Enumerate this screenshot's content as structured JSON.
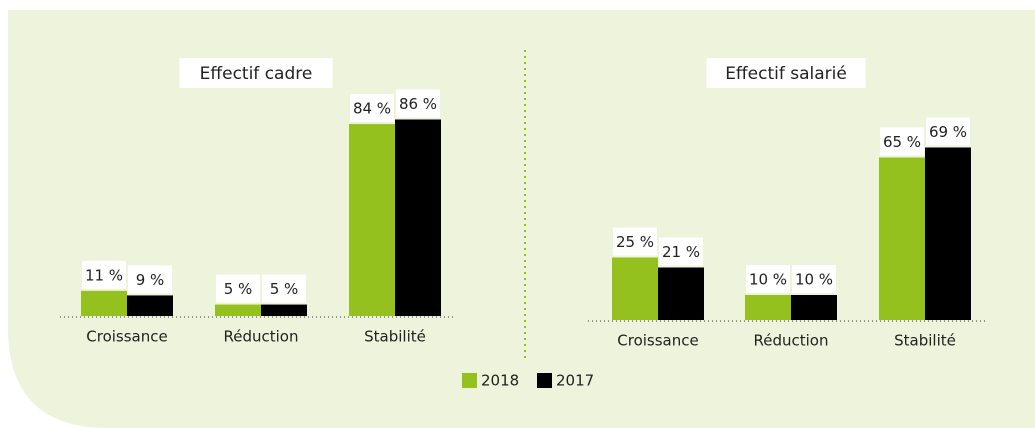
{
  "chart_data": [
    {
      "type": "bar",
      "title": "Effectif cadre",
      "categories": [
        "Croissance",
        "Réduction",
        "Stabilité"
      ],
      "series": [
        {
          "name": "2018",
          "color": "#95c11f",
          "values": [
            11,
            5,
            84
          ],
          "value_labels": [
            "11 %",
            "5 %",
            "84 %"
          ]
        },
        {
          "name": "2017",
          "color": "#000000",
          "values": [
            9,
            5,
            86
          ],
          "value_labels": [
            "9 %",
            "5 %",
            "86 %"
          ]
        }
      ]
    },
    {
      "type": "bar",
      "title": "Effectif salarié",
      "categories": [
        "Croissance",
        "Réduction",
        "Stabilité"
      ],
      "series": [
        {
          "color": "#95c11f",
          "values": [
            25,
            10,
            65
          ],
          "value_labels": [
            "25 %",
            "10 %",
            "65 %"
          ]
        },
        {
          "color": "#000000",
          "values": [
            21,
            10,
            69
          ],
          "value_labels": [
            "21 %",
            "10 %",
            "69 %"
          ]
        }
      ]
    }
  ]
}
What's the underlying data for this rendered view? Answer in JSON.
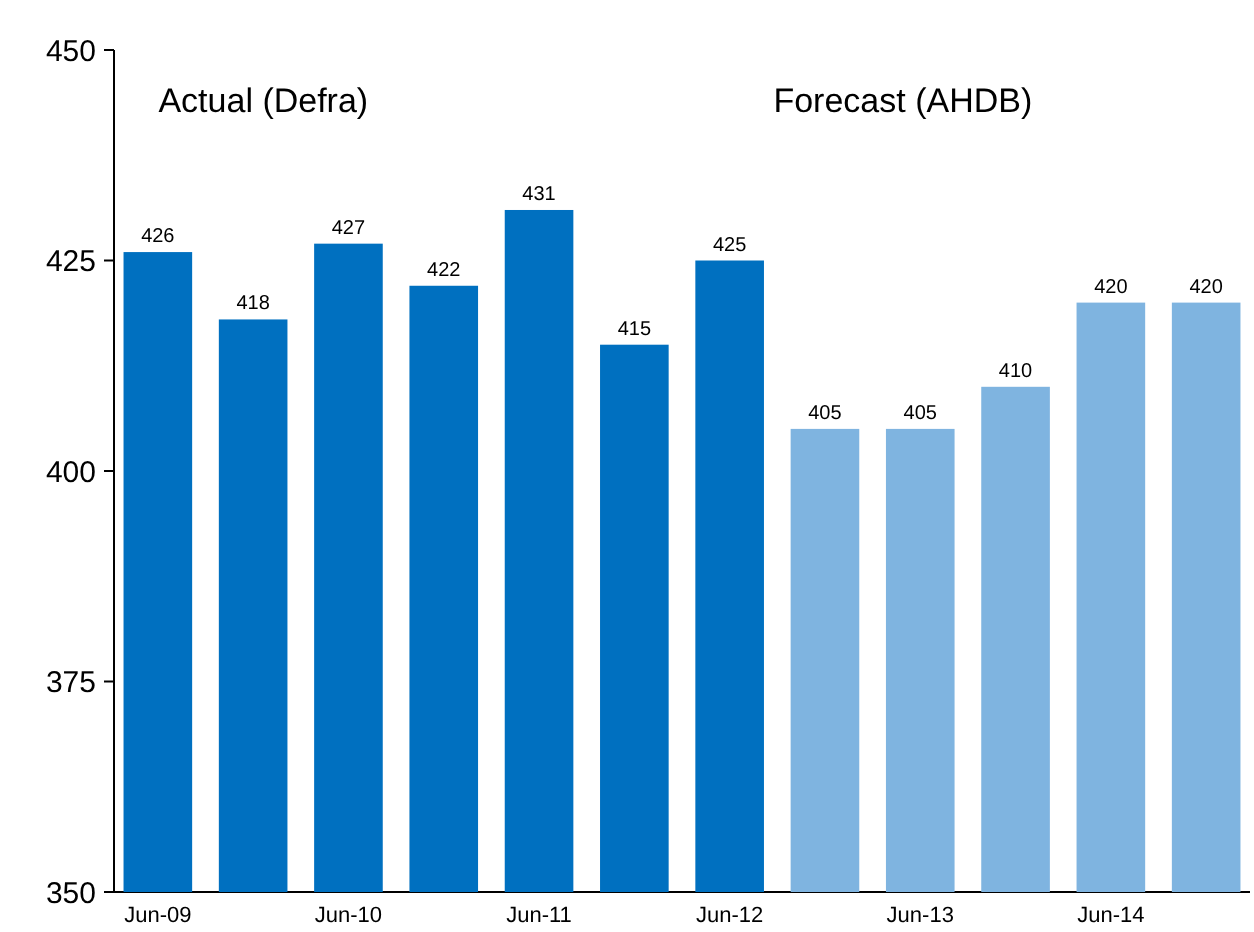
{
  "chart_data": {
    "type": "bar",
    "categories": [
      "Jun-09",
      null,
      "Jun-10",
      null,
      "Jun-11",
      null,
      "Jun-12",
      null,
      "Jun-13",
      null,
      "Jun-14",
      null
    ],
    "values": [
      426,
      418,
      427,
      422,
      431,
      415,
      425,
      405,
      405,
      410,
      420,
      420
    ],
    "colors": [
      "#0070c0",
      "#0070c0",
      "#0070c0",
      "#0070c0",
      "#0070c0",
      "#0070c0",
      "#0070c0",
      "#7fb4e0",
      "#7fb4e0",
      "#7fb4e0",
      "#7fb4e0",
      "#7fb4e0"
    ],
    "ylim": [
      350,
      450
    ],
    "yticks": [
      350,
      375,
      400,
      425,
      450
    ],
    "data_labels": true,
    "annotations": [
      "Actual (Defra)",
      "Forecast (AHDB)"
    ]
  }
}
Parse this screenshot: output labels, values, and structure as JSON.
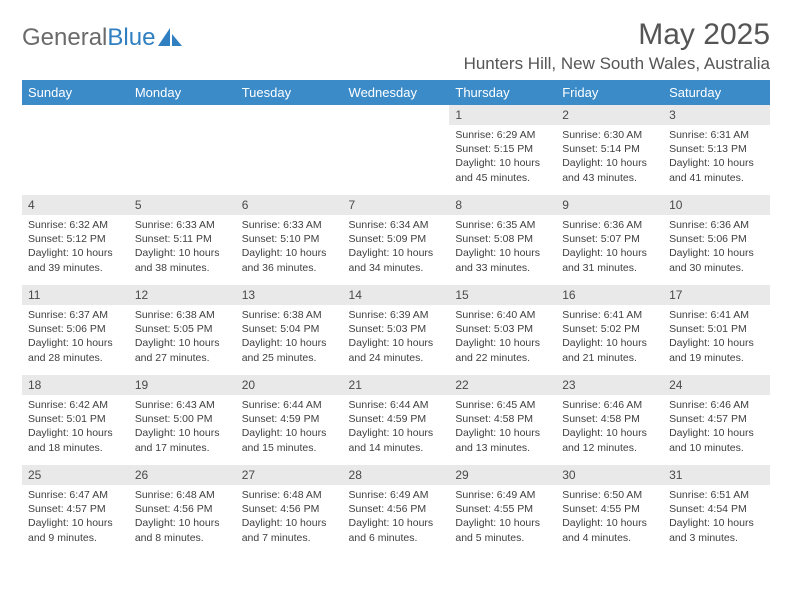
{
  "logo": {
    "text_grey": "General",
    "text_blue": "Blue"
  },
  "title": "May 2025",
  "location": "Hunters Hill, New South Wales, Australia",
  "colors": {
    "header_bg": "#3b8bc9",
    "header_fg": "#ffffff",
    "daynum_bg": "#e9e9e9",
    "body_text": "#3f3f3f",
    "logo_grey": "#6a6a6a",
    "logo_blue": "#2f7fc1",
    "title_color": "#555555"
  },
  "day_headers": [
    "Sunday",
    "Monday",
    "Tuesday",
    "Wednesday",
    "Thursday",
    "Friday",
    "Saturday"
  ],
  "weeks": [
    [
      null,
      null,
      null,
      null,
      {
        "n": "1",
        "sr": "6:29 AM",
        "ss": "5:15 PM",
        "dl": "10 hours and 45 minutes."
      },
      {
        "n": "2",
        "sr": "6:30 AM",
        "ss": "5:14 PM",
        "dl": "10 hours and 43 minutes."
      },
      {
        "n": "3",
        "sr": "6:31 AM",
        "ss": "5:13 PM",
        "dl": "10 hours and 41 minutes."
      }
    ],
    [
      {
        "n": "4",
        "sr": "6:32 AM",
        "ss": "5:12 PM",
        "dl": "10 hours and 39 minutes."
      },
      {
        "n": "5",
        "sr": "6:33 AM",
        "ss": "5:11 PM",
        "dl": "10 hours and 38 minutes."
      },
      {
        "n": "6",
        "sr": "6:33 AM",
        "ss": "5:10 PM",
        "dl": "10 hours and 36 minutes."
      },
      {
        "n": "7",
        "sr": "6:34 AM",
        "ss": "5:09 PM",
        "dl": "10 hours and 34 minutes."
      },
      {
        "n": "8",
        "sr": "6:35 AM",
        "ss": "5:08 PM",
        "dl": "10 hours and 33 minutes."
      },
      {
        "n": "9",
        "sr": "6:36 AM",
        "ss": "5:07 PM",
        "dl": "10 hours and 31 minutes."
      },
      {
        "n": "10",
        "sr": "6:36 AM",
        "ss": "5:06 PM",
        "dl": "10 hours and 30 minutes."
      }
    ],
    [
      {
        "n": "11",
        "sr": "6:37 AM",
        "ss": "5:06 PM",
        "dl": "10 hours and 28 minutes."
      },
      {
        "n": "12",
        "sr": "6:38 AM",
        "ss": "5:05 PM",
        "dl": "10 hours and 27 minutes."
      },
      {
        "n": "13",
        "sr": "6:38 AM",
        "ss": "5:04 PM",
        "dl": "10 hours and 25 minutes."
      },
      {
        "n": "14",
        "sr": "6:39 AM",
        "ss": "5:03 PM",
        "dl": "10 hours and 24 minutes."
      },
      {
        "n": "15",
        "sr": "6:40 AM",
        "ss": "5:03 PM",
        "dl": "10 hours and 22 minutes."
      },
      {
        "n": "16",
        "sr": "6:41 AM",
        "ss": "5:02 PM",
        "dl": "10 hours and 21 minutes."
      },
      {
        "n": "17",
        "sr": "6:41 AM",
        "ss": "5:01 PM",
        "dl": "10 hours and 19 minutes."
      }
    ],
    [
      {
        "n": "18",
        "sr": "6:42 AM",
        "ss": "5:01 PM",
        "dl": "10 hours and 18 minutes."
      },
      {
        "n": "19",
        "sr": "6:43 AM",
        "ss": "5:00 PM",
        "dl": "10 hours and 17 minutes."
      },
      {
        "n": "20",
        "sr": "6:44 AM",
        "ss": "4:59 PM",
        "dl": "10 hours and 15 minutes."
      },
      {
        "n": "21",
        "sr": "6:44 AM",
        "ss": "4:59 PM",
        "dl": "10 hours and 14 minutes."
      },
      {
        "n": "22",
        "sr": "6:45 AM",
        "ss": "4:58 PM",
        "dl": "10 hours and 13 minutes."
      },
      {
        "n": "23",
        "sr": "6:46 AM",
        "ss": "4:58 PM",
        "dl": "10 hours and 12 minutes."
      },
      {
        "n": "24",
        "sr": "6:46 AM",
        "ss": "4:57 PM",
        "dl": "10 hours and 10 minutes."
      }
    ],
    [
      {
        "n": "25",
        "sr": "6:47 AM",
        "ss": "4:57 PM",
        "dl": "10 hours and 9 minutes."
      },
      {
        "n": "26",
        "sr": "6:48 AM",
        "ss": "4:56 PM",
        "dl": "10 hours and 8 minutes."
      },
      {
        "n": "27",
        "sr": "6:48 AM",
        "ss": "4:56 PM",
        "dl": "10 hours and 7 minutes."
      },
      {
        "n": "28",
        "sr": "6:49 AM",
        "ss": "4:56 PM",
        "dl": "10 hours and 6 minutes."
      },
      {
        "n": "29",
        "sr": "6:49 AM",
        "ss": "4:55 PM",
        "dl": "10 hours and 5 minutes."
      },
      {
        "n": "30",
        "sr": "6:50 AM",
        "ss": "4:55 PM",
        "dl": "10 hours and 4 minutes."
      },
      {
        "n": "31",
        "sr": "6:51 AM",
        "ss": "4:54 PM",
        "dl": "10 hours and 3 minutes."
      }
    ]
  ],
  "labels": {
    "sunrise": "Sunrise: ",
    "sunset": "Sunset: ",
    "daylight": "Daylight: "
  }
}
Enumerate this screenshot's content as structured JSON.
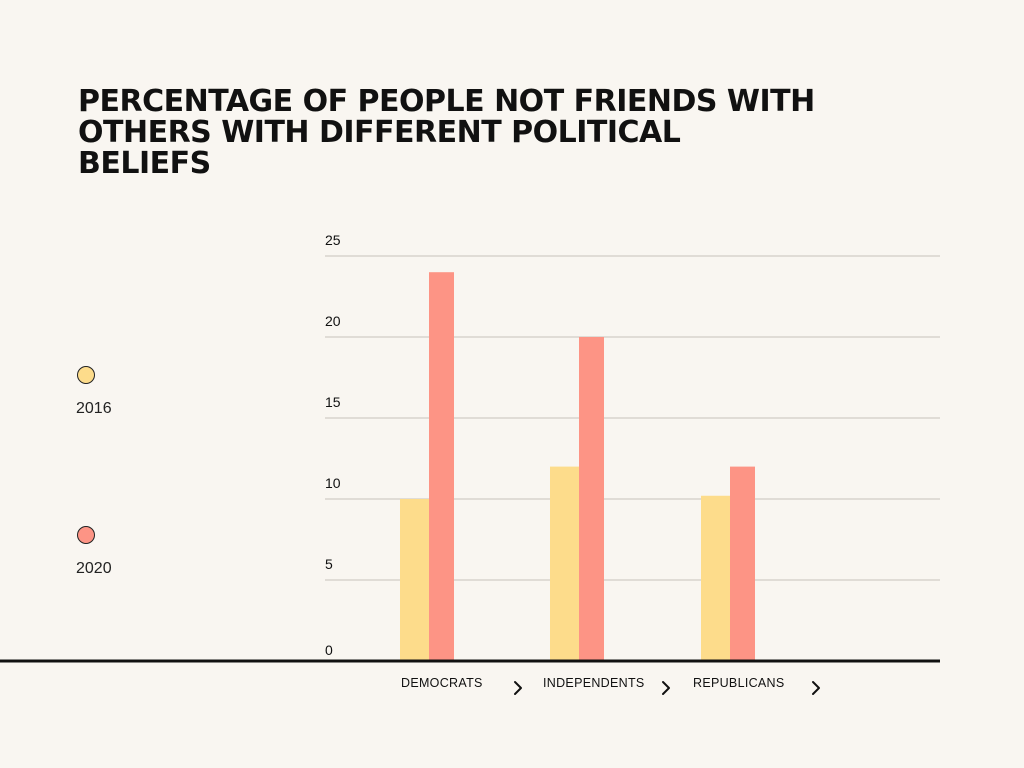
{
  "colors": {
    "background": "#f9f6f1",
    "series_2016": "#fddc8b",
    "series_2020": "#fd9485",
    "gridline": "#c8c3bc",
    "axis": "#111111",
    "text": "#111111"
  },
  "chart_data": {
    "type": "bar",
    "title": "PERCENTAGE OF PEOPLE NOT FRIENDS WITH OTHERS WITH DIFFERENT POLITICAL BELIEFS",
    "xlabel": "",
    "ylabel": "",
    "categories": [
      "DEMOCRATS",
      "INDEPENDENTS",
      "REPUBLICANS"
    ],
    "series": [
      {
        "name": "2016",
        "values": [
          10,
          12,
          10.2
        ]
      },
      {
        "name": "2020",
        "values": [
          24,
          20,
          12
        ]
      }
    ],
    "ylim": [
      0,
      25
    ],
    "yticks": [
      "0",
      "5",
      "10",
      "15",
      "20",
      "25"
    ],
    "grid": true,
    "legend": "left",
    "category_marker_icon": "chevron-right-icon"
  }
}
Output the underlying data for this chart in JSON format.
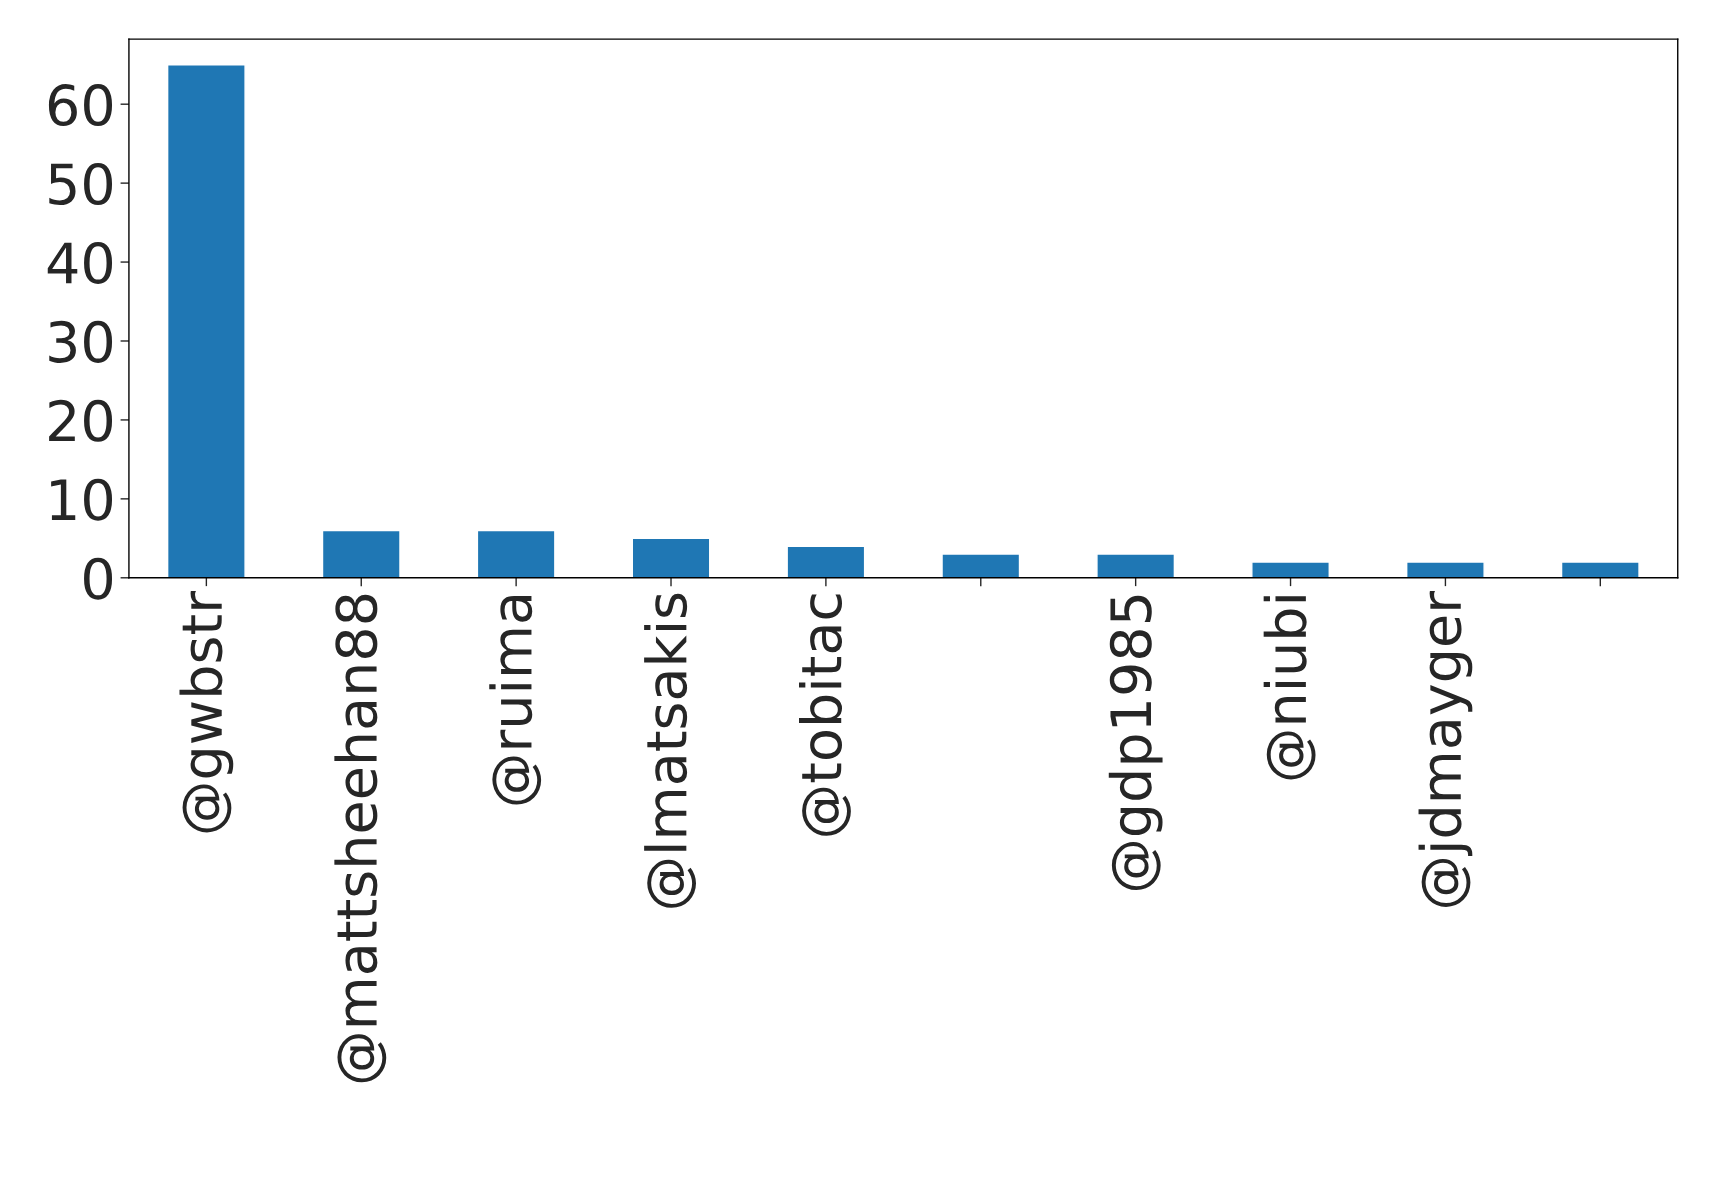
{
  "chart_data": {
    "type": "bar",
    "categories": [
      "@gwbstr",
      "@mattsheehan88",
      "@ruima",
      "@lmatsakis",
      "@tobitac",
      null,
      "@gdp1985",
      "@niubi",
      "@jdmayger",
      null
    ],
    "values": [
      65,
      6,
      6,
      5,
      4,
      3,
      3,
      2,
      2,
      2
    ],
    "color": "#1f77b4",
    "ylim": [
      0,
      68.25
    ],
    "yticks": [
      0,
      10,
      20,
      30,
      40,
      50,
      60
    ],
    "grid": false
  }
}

→ Problem details: Scan the entries above. Copy each line that has the string "JSON".

→ Result of the task:
Enumerate this screenshot's content as structured JSON.
What's the underlying data for this rendered view? Answer in JSON.
Parse this screenshot: output labels, values, and structure as JSON.
Enumerate this screenshot's content as structured JSON.
Output the underlying data for this chart in JSON format.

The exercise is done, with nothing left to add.